[JOB]
Every line that holds "γλῶσσα" should be shown.

___

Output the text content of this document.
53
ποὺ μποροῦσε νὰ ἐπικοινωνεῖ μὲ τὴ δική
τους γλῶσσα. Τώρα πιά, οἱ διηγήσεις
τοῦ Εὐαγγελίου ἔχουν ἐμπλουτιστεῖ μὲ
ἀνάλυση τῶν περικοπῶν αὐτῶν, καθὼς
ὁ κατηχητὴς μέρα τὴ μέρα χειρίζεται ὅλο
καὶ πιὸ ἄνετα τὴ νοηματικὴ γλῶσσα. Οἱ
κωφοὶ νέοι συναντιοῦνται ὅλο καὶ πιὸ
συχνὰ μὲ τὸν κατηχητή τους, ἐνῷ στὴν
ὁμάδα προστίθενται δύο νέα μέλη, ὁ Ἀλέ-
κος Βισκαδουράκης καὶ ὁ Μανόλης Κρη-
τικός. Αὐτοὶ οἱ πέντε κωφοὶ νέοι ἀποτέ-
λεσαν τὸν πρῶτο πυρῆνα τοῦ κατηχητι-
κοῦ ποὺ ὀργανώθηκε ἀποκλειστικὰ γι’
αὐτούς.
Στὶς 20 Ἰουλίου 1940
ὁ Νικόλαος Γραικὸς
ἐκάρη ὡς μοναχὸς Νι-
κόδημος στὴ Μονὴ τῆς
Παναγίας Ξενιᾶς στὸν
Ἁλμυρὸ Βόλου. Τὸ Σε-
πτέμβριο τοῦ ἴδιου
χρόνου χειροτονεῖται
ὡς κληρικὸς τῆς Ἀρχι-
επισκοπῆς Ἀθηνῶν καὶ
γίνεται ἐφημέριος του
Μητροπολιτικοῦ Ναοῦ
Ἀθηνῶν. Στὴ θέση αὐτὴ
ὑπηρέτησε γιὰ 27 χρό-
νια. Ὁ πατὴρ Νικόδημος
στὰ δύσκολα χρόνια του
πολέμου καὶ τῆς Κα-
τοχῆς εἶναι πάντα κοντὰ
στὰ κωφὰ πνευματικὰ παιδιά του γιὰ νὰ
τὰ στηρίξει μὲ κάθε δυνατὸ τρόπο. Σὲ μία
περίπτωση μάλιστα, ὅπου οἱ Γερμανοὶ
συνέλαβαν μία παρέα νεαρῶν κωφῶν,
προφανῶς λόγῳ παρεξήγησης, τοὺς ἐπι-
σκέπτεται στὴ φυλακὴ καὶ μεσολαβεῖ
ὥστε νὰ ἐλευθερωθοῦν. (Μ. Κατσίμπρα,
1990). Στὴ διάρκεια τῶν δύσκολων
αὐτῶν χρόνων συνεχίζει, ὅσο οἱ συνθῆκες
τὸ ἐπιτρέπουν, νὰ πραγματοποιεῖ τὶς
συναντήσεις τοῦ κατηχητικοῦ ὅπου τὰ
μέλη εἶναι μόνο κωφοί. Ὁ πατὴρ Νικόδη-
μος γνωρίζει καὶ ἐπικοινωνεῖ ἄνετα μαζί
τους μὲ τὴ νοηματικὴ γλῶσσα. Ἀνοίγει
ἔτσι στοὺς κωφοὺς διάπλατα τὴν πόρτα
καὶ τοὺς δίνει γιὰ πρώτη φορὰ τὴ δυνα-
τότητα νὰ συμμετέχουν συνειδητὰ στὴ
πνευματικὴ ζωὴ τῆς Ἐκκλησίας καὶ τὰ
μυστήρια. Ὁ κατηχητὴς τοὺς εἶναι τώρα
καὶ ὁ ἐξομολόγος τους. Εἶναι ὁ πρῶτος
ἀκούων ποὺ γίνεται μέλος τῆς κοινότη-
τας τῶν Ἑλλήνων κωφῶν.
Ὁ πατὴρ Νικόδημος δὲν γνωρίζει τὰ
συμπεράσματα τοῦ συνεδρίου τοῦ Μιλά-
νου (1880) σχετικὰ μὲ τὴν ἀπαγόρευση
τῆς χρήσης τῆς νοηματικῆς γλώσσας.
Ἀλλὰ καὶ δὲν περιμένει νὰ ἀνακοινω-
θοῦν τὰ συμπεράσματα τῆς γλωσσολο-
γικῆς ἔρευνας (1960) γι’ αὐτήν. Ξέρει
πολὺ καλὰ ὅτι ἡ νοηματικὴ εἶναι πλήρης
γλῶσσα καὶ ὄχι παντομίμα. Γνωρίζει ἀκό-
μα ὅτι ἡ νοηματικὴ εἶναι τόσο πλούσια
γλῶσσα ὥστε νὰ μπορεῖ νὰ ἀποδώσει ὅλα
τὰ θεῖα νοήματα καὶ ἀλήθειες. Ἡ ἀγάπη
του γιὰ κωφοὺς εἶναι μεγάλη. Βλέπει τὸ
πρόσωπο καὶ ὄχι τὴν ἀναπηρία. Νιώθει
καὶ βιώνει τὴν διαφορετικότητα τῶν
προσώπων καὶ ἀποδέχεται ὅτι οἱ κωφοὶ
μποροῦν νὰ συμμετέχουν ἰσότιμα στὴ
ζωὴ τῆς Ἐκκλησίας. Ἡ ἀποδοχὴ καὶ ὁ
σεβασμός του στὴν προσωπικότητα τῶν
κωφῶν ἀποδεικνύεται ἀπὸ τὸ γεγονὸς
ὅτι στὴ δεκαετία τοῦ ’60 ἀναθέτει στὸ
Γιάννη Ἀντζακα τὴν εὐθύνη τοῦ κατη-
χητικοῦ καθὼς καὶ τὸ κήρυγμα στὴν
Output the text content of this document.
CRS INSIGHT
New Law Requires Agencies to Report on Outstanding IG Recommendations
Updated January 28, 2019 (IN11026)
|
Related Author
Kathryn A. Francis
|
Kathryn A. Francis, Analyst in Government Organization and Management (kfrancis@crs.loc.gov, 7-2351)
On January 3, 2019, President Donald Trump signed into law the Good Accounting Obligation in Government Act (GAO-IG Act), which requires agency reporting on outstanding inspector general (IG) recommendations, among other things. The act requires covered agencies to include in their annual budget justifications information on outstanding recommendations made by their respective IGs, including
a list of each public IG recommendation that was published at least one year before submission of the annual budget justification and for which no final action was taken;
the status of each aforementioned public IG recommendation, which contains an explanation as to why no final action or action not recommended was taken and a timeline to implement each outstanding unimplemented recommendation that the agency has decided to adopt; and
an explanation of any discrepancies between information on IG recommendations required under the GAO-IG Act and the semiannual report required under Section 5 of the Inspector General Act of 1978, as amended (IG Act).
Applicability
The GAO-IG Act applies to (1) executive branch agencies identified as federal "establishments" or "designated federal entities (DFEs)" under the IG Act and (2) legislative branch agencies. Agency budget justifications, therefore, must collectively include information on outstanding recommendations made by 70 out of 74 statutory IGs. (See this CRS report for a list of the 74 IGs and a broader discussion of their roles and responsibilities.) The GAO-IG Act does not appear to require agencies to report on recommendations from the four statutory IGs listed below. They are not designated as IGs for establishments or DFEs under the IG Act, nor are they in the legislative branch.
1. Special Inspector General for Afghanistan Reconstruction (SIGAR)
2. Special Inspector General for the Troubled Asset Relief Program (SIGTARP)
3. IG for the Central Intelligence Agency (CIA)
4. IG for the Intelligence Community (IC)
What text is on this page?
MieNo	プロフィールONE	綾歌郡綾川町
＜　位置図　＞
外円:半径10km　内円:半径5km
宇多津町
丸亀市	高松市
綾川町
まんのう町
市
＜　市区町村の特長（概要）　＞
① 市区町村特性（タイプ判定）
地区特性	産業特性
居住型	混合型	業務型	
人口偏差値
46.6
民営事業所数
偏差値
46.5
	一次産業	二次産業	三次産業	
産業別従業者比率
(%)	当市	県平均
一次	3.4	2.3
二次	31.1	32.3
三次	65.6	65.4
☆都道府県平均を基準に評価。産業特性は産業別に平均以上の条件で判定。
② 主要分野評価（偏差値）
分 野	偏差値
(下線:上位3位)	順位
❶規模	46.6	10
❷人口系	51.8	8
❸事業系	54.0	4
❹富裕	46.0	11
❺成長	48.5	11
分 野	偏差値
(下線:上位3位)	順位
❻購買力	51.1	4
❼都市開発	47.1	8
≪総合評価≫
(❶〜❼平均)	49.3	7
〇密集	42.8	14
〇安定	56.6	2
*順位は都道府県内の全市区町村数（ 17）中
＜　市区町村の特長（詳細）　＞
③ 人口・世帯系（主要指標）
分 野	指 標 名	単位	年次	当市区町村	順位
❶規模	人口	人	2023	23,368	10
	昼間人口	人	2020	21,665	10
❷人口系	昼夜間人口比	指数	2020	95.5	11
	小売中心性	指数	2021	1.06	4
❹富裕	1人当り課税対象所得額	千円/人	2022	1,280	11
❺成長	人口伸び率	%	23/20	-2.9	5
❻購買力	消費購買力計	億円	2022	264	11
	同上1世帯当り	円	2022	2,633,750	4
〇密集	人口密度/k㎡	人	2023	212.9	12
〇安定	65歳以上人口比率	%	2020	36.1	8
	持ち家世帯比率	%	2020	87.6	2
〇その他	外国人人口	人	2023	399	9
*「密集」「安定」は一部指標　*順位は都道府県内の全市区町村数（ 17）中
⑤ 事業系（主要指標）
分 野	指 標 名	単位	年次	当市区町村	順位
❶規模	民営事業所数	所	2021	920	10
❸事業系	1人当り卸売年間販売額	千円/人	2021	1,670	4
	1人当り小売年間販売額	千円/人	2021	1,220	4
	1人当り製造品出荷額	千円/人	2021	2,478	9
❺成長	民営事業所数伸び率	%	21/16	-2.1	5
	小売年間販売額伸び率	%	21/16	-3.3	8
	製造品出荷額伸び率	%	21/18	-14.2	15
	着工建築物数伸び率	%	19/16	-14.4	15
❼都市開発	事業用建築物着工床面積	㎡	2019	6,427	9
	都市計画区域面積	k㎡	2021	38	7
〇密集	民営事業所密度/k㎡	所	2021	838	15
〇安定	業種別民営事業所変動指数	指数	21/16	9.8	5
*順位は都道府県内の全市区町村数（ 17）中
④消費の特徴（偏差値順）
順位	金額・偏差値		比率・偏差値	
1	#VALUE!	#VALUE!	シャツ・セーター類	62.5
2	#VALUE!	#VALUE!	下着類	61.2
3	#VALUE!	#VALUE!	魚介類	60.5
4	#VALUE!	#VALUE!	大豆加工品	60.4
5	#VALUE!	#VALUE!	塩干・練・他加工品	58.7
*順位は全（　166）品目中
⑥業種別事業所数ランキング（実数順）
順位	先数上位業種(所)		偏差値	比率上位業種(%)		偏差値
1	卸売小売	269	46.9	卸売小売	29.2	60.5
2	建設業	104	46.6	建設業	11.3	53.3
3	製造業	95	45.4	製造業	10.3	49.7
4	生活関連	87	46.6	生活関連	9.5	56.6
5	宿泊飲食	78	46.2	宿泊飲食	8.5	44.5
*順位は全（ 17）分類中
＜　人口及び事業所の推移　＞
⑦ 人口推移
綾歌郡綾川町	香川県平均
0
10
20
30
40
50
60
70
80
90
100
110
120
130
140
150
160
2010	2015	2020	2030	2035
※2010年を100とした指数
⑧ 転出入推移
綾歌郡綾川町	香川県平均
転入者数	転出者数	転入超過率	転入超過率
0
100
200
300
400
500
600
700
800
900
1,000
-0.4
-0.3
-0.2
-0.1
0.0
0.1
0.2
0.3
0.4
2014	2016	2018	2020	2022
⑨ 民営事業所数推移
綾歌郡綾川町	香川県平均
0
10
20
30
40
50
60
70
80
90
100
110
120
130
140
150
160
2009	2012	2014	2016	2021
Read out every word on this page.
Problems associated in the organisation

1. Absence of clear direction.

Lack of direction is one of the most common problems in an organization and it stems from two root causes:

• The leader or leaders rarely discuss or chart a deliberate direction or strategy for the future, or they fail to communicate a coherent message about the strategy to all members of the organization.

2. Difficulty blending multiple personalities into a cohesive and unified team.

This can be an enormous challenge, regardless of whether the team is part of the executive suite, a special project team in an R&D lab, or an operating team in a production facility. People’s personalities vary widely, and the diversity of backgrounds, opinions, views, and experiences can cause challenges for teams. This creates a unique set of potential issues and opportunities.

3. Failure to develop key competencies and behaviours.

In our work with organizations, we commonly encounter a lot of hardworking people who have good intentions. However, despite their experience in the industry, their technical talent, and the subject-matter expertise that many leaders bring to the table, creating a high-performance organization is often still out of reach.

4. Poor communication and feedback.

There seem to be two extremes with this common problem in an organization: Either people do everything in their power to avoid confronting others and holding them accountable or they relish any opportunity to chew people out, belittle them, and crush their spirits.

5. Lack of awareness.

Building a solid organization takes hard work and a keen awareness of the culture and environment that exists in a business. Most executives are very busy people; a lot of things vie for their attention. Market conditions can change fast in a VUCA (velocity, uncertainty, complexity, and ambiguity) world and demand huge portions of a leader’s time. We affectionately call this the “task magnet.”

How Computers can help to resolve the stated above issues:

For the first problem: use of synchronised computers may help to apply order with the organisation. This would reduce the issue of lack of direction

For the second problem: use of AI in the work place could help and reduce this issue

___

[RESULT FOR THIS EXERCISE]
τους γλῶσσα. Τώρα πιά, οἱ διηγήσεις
καὶ πιὸ ἄνετα τὴ νοηματικὴ γλῶσσα. Οἱ
τους μὲ τὴ νοηματικὴ γλῶσσα. Ἀνοίγει
γλῶσσα καὶ ὄχι παντομίμα. Γνωρίζει ἀκό-
γλῶσσα ὥστε νὰ μπορεῖ νὰ ἀποδώσει ὅλα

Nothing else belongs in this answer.